## Exercise
Filter these entries so that only lines with the word "caption" remain.

## Raw data
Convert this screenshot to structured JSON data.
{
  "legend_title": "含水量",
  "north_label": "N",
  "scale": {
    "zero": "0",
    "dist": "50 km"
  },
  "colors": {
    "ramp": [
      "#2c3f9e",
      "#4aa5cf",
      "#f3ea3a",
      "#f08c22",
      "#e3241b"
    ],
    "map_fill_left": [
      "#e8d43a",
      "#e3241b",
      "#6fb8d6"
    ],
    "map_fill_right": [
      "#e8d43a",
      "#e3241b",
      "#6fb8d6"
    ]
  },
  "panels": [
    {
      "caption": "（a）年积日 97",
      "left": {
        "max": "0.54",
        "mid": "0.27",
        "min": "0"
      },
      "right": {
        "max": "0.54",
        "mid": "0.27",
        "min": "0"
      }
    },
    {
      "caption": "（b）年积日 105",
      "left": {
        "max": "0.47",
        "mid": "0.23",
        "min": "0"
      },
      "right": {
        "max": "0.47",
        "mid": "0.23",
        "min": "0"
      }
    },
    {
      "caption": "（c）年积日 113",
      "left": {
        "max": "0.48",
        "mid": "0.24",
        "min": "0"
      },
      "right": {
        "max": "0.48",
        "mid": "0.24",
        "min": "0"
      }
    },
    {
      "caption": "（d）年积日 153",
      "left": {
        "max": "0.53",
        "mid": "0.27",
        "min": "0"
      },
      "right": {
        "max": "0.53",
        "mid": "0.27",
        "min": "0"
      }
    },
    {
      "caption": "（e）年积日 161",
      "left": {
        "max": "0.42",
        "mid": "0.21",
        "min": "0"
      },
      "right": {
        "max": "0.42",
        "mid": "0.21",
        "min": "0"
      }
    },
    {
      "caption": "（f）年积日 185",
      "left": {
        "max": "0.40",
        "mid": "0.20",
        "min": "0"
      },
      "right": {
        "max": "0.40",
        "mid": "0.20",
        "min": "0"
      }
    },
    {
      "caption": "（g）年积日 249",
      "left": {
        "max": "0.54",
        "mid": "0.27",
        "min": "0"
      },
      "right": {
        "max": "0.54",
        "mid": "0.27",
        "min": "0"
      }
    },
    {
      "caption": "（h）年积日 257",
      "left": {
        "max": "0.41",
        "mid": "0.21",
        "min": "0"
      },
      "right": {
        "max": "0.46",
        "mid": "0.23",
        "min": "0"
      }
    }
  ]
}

## Answer to the problem
      "caption": "（a）年积日 97",
      "caption": "（b）年积日 105",
      "caption": "（c）年积日 113",
      "caption": "（d）年积日 153",
      "caption": "（e）年积日 161",
      "caption": "（f）年积日 185",
      "caption": "（g）年积日 249",
      "caption": "（h）年积日 257",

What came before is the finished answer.